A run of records
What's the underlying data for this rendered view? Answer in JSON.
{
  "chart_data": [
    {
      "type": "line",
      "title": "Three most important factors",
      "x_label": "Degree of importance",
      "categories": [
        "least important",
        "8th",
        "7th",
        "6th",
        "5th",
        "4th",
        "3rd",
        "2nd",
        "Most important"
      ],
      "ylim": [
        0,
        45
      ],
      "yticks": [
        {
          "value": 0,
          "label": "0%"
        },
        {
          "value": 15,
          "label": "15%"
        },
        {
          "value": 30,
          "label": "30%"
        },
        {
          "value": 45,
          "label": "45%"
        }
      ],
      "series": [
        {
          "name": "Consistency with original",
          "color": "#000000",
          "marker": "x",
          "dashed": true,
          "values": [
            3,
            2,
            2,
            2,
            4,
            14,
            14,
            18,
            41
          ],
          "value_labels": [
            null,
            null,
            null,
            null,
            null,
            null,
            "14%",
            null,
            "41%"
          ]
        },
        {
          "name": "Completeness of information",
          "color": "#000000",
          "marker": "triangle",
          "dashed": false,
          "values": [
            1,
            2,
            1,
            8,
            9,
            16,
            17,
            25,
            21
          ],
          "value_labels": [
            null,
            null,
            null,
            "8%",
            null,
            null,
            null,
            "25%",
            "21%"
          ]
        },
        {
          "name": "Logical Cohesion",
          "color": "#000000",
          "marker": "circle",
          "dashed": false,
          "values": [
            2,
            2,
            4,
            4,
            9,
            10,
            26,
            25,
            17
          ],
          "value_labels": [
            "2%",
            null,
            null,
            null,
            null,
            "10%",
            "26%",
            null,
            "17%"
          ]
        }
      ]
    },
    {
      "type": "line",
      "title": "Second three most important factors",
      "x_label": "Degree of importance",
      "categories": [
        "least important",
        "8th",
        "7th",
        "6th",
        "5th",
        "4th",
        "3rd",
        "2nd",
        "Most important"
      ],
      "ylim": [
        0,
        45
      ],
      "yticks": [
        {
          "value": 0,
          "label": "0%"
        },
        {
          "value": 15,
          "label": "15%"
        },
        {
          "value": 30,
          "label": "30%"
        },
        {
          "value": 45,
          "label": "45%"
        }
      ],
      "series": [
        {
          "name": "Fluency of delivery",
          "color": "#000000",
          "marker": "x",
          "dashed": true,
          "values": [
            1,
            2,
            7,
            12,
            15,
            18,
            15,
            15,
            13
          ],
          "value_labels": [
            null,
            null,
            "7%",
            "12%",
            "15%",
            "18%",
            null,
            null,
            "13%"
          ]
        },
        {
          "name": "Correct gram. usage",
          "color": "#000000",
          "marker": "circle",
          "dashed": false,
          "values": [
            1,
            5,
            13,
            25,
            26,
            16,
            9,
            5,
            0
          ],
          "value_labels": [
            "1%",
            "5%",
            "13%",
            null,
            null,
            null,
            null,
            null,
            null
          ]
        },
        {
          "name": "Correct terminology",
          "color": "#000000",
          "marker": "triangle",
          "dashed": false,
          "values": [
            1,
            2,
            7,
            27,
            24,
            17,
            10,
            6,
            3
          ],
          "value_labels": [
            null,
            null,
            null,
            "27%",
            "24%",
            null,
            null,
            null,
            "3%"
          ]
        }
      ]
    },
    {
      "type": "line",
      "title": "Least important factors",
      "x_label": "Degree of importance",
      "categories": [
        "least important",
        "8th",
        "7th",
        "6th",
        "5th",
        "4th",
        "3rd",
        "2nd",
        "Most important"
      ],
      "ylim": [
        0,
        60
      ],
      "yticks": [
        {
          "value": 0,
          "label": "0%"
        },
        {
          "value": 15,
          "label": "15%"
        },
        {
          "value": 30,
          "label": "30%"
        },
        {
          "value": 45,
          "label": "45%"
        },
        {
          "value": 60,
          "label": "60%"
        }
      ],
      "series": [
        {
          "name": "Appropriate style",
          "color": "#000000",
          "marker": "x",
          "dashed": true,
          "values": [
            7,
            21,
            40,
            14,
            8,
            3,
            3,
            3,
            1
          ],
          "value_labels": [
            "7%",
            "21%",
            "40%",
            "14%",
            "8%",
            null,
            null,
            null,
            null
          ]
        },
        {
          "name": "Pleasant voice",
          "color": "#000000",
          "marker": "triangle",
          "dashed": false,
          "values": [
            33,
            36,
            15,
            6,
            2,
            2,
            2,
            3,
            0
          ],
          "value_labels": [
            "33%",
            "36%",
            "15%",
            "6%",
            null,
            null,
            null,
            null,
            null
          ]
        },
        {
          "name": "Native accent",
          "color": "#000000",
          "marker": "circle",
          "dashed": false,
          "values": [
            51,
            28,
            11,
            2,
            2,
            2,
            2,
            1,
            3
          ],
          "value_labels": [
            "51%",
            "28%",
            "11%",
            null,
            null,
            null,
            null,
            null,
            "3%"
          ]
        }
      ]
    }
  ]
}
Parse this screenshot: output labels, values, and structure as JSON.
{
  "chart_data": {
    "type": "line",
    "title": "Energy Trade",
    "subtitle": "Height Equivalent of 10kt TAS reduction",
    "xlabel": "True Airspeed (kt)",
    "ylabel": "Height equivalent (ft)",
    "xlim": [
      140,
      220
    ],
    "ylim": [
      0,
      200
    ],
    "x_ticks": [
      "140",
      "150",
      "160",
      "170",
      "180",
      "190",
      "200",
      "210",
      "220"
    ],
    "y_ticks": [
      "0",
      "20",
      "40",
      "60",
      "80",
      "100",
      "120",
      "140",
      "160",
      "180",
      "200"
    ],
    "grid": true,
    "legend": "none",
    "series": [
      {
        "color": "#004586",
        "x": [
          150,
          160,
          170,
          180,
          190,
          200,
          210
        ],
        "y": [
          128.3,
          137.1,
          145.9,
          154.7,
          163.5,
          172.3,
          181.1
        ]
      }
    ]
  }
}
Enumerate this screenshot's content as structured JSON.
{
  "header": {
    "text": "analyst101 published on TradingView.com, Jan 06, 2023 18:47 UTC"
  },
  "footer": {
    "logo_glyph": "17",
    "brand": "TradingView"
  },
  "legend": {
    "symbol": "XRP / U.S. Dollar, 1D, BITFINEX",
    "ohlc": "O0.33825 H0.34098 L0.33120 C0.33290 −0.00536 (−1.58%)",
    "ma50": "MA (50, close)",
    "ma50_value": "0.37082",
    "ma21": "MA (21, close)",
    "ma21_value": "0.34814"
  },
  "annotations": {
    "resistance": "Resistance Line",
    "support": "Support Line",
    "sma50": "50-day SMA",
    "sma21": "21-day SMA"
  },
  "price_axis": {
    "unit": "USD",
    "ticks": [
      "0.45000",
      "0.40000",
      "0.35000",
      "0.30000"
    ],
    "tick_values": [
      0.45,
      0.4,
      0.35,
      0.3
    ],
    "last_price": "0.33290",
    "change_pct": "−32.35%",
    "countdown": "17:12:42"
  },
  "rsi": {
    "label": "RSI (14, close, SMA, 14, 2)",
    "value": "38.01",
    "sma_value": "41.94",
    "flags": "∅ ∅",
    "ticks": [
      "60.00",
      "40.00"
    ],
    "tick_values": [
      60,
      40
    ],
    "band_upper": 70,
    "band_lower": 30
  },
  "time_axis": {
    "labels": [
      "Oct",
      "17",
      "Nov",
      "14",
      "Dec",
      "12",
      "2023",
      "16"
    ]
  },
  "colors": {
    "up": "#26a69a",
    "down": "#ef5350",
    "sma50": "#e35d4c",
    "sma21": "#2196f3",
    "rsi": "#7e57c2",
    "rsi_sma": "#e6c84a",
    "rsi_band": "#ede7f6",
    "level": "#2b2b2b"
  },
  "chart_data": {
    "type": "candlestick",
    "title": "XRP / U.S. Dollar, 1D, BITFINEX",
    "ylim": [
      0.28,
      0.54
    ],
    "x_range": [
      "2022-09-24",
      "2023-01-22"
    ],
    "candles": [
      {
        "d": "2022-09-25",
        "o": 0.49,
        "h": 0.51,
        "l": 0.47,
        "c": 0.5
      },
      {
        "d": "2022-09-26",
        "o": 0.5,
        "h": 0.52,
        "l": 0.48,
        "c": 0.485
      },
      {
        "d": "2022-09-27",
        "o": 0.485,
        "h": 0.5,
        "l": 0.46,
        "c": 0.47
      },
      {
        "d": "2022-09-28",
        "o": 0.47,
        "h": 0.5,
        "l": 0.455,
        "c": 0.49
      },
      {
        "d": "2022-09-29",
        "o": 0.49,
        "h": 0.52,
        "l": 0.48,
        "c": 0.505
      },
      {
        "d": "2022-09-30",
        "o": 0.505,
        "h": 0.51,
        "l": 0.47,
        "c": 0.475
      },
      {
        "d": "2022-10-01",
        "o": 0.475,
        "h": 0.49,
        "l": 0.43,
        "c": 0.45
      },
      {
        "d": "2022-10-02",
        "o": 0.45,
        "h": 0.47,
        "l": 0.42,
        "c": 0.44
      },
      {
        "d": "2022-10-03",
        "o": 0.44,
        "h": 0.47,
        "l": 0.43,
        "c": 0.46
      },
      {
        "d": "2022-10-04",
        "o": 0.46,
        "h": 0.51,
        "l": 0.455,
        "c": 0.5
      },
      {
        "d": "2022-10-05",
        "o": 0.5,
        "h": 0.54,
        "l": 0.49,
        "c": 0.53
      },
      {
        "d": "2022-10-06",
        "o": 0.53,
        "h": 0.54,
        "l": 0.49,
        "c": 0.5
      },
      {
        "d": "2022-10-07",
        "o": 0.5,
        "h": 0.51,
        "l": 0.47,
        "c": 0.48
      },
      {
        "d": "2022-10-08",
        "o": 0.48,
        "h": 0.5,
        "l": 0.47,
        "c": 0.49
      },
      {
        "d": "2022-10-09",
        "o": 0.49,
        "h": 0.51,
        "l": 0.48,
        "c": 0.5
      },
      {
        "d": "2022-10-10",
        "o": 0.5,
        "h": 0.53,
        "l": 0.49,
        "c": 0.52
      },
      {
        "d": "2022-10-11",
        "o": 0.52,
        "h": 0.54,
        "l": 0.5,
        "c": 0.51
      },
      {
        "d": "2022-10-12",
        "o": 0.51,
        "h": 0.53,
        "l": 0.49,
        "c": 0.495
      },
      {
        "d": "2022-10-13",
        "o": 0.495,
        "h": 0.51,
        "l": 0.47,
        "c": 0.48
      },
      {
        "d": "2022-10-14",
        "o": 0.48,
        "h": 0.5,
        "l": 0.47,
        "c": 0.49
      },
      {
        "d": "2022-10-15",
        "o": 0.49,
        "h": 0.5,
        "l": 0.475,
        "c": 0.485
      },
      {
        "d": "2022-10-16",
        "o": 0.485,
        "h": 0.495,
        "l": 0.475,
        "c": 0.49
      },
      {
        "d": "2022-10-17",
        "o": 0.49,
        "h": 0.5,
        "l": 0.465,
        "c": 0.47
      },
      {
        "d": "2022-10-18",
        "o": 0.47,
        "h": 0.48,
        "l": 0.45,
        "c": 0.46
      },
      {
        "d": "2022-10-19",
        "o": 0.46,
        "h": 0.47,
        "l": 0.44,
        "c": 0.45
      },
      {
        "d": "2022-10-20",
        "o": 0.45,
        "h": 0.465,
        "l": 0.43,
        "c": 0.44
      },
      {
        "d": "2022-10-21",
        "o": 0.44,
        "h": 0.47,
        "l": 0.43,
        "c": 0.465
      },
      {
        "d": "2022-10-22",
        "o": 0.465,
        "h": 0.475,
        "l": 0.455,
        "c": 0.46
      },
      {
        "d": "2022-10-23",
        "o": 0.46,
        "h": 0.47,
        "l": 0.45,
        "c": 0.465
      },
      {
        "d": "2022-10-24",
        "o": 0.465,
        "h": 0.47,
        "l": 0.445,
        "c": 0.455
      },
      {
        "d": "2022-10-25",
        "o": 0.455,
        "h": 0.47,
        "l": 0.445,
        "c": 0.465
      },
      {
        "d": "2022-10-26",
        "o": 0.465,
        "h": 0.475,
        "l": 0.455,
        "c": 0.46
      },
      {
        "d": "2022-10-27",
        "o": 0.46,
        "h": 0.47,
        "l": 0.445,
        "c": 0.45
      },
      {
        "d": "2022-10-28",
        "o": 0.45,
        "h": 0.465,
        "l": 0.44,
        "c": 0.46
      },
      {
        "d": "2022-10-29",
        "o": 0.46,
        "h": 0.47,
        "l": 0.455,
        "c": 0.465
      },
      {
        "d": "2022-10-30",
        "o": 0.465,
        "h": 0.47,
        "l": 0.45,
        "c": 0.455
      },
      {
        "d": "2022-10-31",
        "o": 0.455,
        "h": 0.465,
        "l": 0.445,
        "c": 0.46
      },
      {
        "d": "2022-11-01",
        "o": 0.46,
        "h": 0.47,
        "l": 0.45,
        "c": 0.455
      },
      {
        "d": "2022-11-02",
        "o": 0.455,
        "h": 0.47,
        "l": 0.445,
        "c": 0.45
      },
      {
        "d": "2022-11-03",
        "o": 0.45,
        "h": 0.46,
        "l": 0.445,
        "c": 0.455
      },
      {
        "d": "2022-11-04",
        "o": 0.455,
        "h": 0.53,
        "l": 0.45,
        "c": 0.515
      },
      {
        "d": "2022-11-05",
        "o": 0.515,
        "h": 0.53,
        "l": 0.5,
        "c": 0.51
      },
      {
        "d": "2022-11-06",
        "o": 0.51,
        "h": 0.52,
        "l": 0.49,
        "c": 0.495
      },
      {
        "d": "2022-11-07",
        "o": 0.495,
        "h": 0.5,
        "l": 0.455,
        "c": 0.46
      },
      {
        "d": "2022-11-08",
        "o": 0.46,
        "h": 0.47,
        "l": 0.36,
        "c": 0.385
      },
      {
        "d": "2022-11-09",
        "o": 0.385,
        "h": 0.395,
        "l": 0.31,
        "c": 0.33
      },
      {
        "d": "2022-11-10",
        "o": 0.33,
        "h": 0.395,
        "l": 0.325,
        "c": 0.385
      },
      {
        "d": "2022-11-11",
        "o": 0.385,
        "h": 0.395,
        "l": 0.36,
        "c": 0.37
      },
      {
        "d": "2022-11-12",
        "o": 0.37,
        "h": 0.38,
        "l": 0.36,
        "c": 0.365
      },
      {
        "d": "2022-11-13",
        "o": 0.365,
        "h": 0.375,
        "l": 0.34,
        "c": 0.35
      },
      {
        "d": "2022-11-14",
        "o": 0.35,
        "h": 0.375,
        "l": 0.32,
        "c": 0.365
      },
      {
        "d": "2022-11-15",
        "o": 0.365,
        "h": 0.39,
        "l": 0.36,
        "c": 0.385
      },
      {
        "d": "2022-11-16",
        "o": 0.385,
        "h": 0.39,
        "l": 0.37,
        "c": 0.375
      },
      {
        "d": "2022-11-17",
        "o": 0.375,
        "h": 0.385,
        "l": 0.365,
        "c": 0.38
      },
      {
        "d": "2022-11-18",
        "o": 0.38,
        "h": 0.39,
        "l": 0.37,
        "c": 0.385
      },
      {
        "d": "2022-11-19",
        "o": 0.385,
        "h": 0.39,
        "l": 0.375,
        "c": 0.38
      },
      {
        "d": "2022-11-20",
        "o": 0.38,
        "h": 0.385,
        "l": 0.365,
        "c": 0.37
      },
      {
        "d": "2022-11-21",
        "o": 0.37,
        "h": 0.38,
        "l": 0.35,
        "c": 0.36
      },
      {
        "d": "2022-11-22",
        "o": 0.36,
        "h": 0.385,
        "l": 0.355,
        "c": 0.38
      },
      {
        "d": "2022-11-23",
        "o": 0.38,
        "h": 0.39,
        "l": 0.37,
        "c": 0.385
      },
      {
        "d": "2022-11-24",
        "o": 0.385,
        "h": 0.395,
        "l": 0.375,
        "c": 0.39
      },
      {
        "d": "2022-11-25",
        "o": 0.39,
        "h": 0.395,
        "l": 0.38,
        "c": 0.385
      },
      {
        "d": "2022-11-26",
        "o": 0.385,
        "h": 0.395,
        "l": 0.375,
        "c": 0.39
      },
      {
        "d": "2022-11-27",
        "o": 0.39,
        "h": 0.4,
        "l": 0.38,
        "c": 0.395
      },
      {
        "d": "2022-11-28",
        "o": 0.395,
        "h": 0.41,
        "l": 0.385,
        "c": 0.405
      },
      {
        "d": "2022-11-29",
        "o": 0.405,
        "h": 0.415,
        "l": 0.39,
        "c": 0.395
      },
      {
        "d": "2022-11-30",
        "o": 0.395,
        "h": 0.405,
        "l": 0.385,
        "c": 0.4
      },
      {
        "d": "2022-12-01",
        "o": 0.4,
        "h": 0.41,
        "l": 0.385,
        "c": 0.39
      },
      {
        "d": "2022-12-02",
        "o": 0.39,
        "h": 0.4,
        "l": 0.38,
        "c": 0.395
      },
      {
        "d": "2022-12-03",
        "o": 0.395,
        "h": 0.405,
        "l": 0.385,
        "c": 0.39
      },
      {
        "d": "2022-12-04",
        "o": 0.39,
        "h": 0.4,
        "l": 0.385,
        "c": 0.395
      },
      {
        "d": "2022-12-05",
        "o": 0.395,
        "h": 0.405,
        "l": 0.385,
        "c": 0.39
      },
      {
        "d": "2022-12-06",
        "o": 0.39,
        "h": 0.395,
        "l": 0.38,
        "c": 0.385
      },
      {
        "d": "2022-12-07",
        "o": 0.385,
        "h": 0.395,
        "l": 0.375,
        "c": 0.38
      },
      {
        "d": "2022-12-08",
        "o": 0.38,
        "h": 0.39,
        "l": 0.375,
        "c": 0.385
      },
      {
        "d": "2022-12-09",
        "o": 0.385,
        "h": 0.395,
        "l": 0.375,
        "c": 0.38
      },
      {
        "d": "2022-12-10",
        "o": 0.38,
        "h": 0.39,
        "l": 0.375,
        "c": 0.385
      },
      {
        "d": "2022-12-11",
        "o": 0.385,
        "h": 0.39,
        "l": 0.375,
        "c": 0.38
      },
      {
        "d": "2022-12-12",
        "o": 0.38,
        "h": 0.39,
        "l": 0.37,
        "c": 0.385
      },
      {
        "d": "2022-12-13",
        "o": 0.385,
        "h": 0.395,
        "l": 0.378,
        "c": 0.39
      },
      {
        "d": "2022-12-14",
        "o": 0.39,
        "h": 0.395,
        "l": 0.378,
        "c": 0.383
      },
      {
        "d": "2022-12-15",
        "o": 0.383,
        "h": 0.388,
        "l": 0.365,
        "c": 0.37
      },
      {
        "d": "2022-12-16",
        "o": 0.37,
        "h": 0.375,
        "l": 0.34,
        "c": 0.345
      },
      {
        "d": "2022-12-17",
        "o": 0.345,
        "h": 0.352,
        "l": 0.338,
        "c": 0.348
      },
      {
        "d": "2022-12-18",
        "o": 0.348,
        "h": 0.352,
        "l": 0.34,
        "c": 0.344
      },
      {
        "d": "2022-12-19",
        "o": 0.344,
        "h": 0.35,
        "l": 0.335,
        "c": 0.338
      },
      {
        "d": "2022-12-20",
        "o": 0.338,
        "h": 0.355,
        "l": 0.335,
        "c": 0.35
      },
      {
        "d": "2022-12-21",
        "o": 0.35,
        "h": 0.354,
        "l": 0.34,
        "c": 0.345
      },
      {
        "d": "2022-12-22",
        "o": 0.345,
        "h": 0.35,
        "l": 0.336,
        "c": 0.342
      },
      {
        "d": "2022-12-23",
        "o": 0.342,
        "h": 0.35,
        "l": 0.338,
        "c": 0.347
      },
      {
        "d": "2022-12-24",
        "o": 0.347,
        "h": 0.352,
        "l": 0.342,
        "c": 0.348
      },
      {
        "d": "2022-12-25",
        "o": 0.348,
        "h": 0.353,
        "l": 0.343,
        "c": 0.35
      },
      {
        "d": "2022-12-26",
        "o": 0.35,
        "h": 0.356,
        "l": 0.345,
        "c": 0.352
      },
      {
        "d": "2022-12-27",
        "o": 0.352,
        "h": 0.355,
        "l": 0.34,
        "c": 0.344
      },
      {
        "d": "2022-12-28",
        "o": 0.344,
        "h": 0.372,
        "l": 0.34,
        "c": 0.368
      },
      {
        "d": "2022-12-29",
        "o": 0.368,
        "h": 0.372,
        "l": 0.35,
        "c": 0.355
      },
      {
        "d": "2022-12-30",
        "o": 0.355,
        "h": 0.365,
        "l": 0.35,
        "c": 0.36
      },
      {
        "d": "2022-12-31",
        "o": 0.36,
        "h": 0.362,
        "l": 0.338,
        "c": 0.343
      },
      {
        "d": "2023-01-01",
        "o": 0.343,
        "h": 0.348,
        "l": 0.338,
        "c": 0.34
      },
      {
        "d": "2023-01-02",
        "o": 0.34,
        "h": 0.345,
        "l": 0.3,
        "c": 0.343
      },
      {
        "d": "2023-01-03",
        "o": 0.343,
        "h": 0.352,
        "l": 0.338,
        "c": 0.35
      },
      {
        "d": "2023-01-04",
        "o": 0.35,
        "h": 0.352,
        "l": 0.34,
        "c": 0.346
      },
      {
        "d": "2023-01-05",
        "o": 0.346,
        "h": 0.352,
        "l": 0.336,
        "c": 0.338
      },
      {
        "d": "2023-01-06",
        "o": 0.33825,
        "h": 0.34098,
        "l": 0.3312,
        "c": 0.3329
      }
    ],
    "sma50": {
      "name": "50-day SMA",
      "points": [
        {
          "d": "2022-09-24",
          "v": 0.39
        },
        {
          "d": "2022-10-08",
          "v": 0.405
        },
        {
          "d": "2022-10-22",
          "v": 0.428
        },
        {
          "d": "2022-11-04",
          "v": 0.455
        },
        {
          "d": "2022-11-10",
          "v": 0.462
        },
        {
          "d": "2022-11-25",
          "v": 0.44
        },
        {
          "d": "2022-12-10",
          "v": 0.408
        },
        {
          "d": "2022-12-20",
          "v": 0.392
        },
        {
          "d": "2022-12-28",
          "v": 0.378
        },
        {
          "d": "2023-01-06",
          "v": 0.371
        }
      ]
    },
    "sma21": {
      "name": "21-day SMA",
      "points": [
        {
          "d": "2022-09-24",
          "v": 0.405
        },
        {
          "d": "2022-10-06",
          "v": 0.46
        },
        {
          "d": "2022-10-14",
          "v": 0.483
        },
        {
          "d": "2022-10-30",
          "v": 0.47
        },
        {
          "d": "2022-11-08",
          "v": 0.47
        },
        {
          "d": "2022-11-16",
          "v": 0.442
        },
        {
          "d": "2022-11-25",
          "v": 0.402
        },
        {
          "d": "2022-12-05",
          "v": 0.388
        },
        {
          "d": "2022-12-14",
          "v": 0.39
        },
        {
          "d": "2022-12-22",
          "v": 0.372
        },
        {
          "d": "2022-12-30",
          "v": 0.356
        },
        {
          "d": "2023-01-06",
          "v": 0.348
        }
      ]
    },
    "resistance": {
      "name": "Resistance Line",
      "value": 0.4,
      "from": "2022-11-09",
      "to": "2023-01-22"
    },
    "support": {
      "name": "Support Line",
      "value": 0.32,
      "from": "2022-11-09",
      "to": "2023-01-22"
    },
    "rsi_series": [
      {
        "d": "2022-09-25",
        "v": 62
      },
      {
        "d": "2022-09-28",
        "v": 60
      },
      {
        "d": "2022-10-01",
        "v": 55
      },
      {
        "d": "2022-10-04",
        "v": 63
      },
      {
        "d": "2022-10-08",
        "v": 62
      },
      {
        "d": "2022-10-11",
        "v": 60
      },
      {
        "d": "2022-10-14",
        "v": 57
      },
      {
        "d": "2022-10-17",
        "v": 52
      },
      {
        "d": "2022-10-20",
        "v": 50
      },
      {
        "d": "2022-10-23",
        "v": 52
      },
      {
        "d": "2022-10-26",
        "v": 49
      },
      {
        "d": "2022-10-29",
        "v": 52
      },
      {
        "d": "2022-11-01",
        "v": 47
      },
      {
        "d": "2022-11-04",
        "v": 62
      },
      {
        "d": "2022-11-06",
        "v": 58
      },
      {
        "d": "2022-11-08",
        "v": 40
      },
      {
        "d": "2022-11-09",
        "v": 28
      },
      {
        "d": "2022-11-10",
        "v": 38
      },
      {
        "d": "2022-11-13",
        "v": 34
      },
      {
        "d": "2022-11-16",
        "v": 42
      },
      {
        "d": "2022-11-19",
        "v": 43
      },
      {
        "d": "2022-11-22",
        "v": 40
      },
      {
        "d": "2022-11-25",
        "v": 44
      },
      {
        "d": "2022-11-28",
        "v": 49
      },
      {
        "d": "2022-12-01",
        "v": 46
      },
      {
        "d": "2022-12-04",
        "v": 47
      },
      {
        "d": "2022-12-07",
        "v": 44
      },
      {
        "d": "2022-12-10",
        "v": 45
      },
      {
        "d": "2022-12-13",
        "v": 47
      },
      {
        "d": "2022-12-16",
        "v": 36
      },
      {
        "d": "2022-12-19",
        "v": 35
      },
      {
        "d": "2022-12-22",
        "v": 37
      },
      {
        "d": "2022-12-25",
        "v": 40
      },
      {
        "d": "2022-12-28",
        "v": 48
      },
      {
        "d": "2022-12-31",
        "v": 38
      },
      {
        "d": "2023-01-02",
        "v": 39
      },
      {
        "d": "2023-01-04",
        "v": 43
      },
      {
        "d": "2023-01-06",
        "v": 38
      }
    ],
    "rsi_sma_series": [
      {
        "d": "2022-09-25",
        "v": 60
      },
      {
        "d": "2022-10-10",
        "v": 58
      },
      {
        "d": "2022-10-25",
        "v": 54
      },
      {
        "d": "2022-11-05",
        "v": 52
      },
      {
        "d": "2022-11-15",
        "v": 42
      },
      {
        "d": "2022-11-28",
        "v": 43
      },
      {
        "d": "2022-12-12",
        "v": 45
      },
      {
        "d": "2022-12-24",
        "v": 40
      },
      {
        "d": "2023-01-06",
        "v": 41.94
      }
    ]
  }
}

▸ **Given exercise**
Where a line in the material contains "Height", copy that line.

▸ **Answer**
    "subtitle": "Height Equivalent of 10kt TAS reduction",
    "ylabel": "Height equivalent (ft)",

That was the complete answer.